Record excerpts ::
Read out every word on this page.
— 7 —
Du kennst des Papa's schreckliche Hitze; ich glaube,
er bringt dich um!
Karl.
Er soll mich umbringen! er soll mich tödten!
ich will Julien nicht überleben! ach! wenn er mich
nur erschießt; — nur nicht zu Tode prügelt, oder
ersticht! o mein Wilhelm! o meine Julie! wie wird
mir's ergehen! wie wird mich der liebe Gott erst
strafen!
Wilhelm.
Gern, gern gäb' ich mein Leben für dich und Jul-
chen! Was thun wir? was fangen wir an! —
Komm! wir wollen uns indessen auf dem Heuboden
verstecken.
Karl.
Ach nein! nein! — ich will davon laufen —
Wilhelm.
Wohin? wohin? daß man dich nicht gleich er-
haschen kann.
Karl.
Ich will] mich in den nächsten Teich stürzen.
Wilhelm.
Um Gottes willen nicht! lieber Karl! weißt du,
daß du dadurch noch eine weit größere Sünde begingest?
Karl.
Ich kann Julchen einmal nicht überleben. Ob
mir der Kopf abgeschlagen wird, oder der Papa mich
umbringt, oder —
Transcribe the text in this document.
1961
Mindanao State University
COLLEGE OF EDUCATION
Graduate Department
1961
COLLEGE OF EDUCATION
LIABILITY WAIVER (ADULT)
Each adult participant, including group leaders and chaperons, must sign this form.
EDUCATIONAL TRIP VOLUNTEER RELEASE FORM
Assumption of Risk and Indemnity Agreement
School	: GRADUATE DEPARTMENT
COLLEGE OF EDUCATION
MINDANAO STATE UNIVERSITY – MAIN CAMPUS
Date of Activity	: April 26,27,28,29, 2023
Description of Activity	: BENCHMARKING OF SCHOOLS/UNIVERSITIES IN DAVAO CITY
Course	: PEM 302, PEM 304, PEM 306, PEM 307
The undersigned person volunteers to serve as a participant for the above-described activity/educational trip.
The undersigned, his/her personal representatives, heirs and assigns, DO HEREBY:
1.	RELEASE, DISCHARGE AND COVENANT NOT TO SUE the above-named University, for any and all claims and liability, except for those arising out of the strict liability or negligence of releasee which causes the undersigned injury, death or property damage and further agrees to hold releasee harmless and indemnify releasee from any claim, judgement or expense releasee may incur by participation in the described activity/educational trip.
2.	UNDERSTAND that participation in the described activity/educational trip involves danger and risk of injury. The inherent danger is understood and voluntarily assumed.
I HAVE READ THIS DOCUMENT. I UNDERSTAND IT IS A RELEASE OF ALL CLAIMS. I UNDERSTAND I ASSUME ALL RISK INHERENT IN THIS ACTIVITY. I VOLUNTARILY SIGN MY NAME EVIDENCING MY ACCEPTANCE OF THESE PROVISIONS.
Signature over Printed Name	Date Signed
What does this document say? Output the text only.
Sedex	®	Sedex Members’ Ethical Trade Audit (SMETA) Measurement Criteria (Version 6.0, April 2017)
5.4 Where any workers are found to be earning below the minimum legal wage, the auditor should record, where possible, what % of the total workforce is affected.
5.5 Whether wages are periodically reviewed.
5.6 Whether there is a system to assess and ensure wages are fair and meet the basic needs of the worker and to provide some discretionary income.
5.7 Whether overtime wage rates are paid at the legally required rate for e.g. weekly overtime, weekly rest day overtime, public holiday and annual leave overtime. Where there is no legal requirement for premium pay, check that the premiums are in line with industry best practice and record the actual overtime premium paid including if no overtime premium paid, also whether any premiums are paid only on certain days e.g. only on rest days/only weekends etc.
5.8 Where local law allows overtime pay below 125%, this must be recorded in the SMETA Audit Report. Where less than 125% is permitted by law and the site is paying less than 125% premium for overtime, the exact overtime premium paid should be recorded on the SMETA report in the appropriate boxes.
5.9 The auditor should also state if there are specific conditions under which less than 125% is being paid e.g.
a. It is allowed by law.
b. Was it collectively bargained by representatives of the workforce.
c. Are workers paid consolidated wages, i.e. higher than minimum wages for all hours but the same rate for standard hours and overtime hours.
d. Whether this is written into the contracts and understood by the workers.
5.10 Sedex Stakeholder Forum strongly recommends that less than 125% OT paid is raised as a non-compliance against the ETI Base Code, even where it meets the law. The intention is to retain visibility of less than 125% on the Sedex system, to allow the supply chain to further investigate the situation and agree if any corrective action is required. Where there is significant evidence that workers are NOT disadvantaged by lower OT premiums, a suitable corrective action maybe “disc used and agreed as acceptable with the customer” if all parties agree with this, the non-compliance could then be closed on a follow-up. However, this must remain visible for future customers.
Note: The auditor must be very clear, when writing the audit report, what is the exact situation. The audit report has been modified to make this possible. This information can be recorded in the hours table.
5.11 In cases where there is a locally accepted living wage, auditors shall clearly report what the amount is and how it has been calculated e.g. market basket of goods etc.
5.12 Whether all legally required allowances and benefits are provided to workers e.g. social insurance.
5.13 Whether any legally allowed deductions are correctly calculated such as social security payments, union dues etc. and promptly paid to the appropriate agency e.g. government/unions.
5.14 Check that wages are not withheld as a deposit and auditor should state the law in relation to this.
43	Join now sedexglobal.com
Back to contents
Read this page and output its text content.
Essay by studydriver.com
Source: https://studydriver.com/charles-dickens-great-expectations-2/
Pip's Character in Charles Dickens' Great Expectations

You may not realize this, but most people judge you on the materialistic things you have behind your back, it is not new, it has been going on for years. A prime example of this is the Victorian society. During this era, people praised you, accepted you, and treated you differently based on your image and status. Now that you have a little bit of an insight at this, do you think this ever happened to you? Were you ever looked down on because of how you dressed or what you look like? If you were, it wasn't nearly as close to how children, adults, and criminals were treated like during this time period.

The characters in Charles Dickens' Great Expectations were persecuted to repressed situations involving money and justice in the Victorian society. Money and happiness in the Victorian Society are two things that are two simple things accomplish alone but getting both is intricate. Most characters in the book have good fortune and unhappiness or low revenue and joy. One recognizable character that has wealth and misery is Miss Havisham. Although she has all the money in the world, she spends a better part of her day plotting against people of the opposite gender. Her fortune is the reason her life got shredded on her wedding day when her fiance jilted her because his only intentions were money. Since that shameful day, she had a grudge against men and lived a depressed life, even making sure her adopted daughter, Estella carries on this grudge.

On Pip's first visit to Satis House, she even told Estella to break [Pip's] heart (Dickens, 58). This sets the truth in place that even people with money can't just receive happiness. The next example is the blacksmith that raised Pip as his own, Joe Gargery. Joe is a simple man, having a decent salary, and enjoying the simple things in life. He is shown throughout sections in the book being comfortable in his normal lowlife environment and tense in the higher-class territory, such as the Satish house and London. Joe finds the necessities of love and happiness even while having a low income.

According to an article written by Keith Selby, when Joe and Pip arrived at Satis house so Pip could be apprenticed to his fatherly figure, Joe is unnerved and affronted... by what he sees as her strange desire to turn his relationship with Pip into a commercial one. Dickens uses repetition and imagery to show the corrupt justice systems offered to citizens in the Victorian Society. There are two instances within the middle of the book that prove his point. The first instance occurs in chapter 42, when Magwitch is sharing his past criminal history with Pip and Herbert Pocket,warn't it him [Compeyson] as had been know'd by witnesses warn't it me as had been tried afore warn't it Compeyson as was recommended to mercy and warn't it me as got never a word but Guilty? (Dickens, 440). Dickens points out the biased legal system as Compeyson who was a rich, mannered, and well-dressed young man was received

Work instructions :: Write out the entries in full, exactly as given.

Full solution ::
Read out every word on this page.
— 7 —
Du kennst des Papa's schreckliche Hitze; ich glaube,
er bringt dich um!
Karl.
Er soll mich umbringen! er soll mich tödten!
ich will Julien nicht überleben! ach! wenn er mich
nur erschießt; — nur nicht zu Tode prügelt, oder
ersticht! o mein Wilhelm! o meine Julie! wie wird
mir's ergehen! wie wird mich der liebe Gott erst
strafen!
Wilhelm.
Gern, gern gäb' ich mein Leben für dich und Jul-
chen! Was thun wir? was fangen wir an! —
Komm! wir wollen uns indessen auf dem Heuboden
verstecken.
Karl.
Ach nein! nein! — ich will davon laufen —
Wilhelm.
Wohin? wohin? daß man dich nicht gleich er-
haschen kann.
Karl.
Ich will] mich in den nächsten Teich stürzen.
Wilhelm.
Um Gottes willen nicht! lieber Karl! weißt du,
daß du dadurch noch eine weit größere Sünde begingest?
Karl.
Ich kann Julchen einmal nicht überleben. Ob
mir der Kopf abgeschlagen wird, oder der Papa mich
umbringt, oder —
Transcribe the text in this document.
1961
Mindanao State University
COLLEGE OF EDUCATION
Graduate Department
1961
COLLEGE OF EDUCATION
LIABILITY WAIVER (ADULT)
Each adult participant, including group leaders and chaperons, must sign this form.
EDUCATIONAL TRIP VOLUNTEER RELEASE FORM
Assumption of Risk and Indemnity Agreement
School	: GRADUATE DEPARTMENT
COLLEGE OF EDUCATION
MINDANAO STATE UNIVERSITY – MAIN CAMPUS
Date of Activity	: April 26,27,28,29, 2023
Description of Activity	: BENCHMARKING OF SCHOOLS/UNIVERSITIES IN DAVAO CITY
Course	: PEM 302, PEM 304, PEM 306, PEM 307
The undersigned person volunteers to serve as a participant for the above-described activity/educational trip.
The undersigned, his/her personal representatives, heirs and assigns, DO HEREBY:
1.	RELEASE, DISCHARGE AND COVENANT NOT TO SUE the above-named University, for any and all claims and liability, except for those arising out of the strict liability or negligence of releasee which causes the undersigned injury, death or property damage and further agrees to hold releasee harmless and indemnify releasee from any claim, judgement or expense releasee may incur by participation in the described activity/educational trip.
2.	UNDERSTAND that participation in the described activity/educational trip involves danger and risk of injury. The inherent danger is understood and voluntarily assumed.
I HAVE READ THIS DOCUMENT. I UNDERSTAND IT IS A RELEASE OF ALL CLAIMS. I UNDERSTAND I ASSUME ALL RISK INHERENT IN THIS ACTIVITY. I VOLUNTARILY SIGN MY NAME EVIDENCING MY ACCEPTANCE OF THESE PROVISIONS.
Signature over Printed Name	Date Signed
What does this document say? Output the text only.
Sedex	®	Sedex Members’ Ethical Trade Audit (SMETA) Measurement Criteria (Version 6.0, April 2017)
5.4 Where any workers are found to be earning below the minimum legal wage, the auditor should record, where possible, what % of the total workforce is affected.
5.5 Whether wages are periodically reviewed.
5.6 Whether there is a system to assess and ensure wages are fair and meet the basic needs of the worker and to provide some discretionary income.
5.7 Whether overtime wage rates are paid at the legally required rate for e.g. weekly overtime, weekly rest day overtime, public holiday and annual leave overtime. Where there is no legal requirement for premium pay, check that the premiums are in line with industry best practice and record the actual overtime premium paid including if no overtime premium paid, also whether any premiums are paid only on certain days e.g. only on rest days/only weekends etc.
5.8 Where local law allows overtime pay below 125%, this must be recorded in the SMETA Audit Report. Where less than 125% is permitted by law and the site is paying less than 125% premium for overtime, the exact overtime premium paid should be recorded on the SMETA report in the appropriate boxes.
5.9 The auditor should also state if there are specific conditions under which less than 125% is being paid e.g.
a. It is allowed by law.
b. Was it collectively bargained by representatives of the workforce.
c. Are workers paid consolidated wages, i.e. higher than minimum wages for all hours but the same rate for standard hours and overtime hours.
d. Whether this is written into the contracts and understood by the workers.
5.10 Sedex Stakeholder Forum strongly recommends that less than 125% OT paid is raised as a non-compliance against the ETI Base Code, even where it meets the law. The intention is to retain visibility of less than 125% on the Sedex system, to allow the supply chain to further investigate the situation and agree if any corrective action is required. Where there is significant evidence that workers are NOT disadvantaged by lower OT premiums, a suitable corrective action maybe “disc used and agreed as acceptable with the customer” if all parties agree with this, the non-compliance could then be closed on a follow-up. However, this must remain visible for future customers.
Note: The auditor must be very clear, when writing the audit report, what is the exact situation. The audit report has been modified to make this possible. This information can be recorded in the hours table.
5.11 In cases where there is a locally accepted living wage, auditors shall clearly report what the amount is and how it has been calculated e.g. market basket of goods etc.
5.12 Whether all legally required allowances and benefits are provided to workers e.g. social insurance.
5.13 Whether any legally allowed deductions are correctly calculated such as social security payments, union dues etc. and promptly paid to the appropriate agency e.g. government/unions.
5.14 Check that wages are not withheld as a deposit and auditor should state the law in relation to this.
43	Join now sedexglobal.com
Back to contents
Read this page and output its text content.
Essay by studydriver.com
Source: https://studydriver.com/charles-dickens-great-expectations-2/
Pip's Character in Charles Dickens' Great Expectations

You may not realize this, but most people judge you on the materialistic things you have behind your back, it is not new, it has been going on for years. A prime example of this is the Victorian society. During this era, people praised you, accepted you, and treated you differently based on your image and status. Now that you have a little bit of an insight at this, do you think this ever happened to you? Were you ever looked down on because of how you dressed or what you look like? If you were, it wasn't nearly as close to how children, adults, and criminals were treated like during this time period.

The characters in Charles Dickens' Great Expectations were persecuted to repressed situations involving money and justice in the Victorian society. Money and happiness in the Victorian Society are two things that are two simple things accomplish alone but getting both is intricate. Most characters in the book have good fortune and unhappiness or low revenue and joy. One recognizable character that has wealth and misery is Miss Havisham. Although she has all the money in the world, she spends a better part of her day plotting against people of the opposite gender. Her fortune is the reason her life got shredded on her wedding day when her fiance jilted her because his only intentions were money. Since that shameful day, she had a grudge against men and lived a depressed life, even making sure her adopted daughter, Estella carries on this grudge.

On Pip's first visit to Satis House, she even told Estella to break [Pip's] heart (Dickens, 58). This sets the truth in place that even people with money can't just receive happiness. The next example is the blacksmith that raised Pip as his own, Joe Gargery. Joe is a simple man, having a decent salary, and enjoying the simple things in life. He is shown throughout sections in the book being comfortable in his normal lowlife environment and tense in the higher-class territory, such as the Satish house and London. Joe finds the necessities of love and happiness even while having a low income.

According to an article written by Keith Selby, when Joe and Pip arrived at Satis house so Pip could be apprenticed to his fatherly figure, Joe is unnerved and affronted... by what he sees as her strange desire to turn his relationship with Pip into a commercial one. Dickens uses repetition and imagery to show the corrupt justice systems offered to citizens in the Victorian Society. There are two instances within the middle of the book that prove his point. The first instance occurs in chapter 42, when Magwitch is sharing his past criminal history with Pip and Herbert Pocket,warn't it him [Compeyson] as had been know'd by witnesses warn't it me as had been tried afore warn't it Compeyson as was recommended to mercy and warn't it me as got never a word but Guilty? (Dickens, 440). Dickens points out the biased legal system as Compeyson who was a rich, mannered, and well-dressed young man was received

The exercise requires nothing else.